## Exercise
Every record should be written out exactly, with the pictures left out.

Figure record extracts:
==*==

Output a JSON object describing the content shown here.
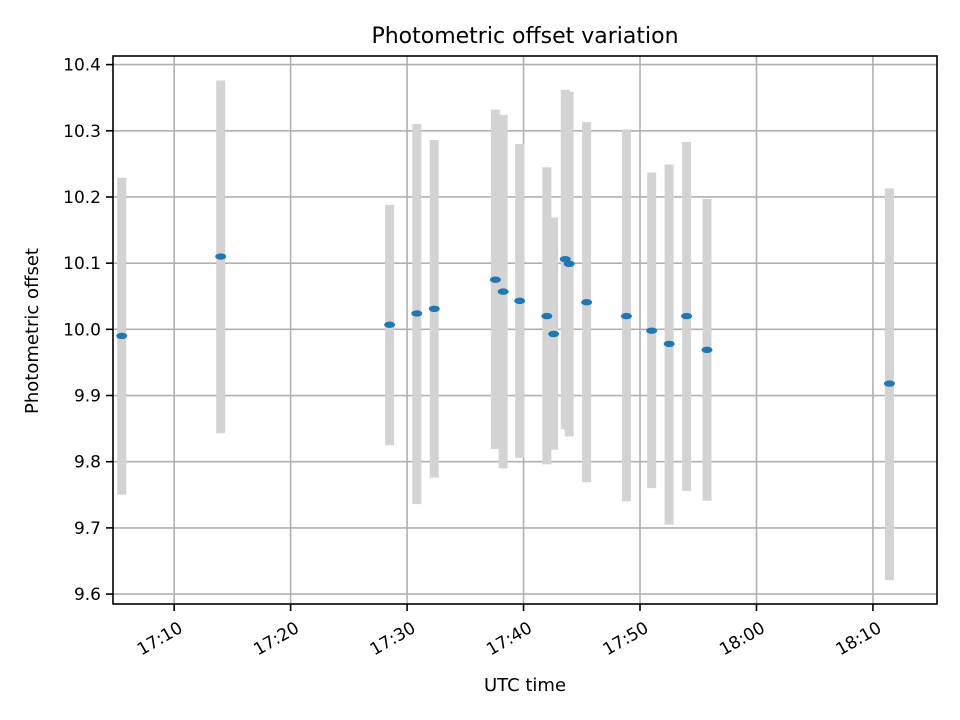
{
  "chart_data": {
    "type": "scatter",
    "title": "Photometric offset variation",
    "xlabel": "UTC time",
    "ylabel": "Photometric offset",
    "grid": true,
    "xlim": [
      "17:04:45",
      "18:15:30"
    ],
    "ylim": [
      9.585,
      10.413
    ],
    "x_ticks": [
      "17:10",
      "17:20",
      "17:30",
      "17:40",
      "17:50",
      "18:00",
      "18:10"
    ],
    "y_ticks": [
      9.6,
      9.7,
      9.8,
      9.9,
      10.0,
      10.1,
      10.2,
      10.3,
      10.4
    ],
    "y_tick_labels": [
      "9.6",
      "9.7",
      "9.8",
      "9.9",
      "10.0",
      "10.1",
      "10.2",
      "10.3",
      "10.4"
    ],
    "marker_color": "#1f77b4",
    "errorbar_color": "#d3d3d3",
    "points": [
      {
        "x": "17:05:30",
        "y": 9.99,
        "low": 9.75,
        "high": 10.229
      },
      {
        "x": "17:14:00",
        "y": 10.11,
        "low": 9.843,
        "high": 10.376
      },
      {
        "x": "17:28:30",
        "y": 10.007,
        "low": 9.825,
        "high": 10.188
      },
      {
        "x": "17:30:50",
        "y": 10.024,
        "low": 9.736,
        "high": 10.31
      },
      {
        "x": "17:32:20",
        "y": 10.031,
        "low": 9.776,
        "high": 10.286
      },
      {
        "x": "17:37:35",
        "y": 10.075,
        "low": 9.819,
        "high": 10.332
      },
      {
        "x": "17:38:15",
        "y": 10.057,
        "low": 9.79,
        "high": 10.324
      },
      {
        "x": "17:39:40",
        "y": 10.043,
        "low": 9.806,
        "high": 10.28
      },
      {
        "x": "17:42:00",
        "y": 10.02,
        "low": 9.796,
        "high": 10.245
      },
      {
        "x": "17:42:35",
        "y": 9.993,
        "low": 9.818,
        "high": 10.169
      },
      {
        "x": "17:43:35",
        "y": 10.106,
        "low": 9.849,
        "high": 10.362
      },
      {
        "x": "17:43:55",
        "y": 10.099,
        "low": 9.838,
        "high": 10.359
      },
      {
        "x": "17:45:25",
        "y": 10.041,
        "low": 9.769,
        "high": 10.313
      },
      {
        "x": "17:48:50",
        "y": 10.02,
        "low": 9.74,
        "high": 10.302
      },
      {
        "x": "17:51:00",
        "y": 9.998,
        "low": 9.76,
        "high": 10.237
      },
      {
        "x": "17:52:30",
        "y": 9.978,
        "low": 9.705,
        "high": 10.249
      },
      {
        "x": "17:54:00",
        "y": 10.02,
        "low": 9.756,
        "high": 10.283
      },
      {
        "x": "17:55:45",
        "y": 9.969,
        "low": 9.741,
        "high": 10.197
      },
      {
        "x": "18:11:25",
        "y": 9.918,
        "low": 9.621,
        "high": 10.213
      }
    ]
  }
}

==*==

## In response
Output a JSON object describing the content shown here.
{
  "chart_data": {
    "type": "scatter",
    "title": "Photometric offset variation",
    "xlabel": "UTC time",
    "ylabel": "Photometric offset",
    "grid": true,
    "xlim": [
      "17:04:45",
      "18:15:30"
    ],
    "ylim": [
      9.585,
      10.413
    ],
    "x_ticks": [
      "17:10",
      "17:20",
      "17:30",
      "17:40",
      "17:50",
      "18:00",
      "18:10"
    ],
    "y_ticks": [
      9.6,
      9.7,
      9.8,
      9.9,
      10.0,
      10.1,
      10.2,
      10.3,
      10.4
    ],
    "y_tick_labels": [
      "9.6",
      "9.7",
      "9.8",
      "9.9",
      "10.0",
      "10.1",
      "10.2",
      "10.3",
      "10.4"
    ],
    "marker_color": "#1f77b4",
    "errorbar_color": "#d3d3d3",
    "points": [
      {
        "x": "17:05:30",
        "y": 9.99,
        "low": 9.75,
        "high": 10.229
      },
      {
        "x": "17:14:00",
        "y": 10.11,
        "low": 9.843,
        "high": 10.376
      },
      {
        "x": "17:28:30",
        "y": 10.007,
        "low": 9.825,
        "high": 10.188
      },
      {
        "x": "17:30:50",
        "y": 10.024,
        "low": 9.736,
        "high": 10.31
      },
      {
        "x": "17:32:20",
        "y": 10.031,
        "low": 9.776,
        "high": 10.286
      },
      {
        "x": "17:37:35",
        "y": 10.075,
        "low": 9.819,
        "high": 10.332
      },
      {
        "x": "17:38:15",
        "y": 10.057,
        "low": 9.79,
        "high": 10.324
      },
      {
        "x": "17:39:40",
        "y": 10.043,
        "low": 9.806,
        "high": 10.28
      },
      {
        "x": "17:42:00",
        "y": 10.02,
        "low": 9.796,
        "high": 10.245
      },
      {
        "x": "17:42:35",
        "y": 9.993,
        "low": 9.818,
        "high": 10.169
      },
      {
        "x": "17:43:35",
        "y": 10.106,
        "low": 9.849,
        "high": 10.362
      },
      {
        "x": "17:43:55",
        "y": 10.099,
        "low": 9.838,
        "high": 10.359
      },
      {
        "x": "17:45:25",
        "y": 10.041,
        "low": 9.769,
        "high": 10.313
      },
      {
        "x": "17:48:50",
        "y": 10.02,
        "low": 9.74,
        "high": 10.302
      },
      {
        "x": "17:51:00",
        "y": 9.998,
        "low": 9.76,
        "high": 10.237
      },
      {
        "x": "17:52:30",
        "y": 9.978,
        "low": 9.705,
        "high": 10.249
      },
      {
        "x": "17:54:00",
        "y": 10.02,
        "low": 9.756,
        "high": 10.283
      },
      {
        "x": "17:55:45",
        "y": 9.969,
        "low": 9.741,
        "high": 10.197
      },
      {
        "x": "18:11:25",
        "y": 9.918,
        "low": 9.621,
        "high": 10.213
      }
    ]
  }
}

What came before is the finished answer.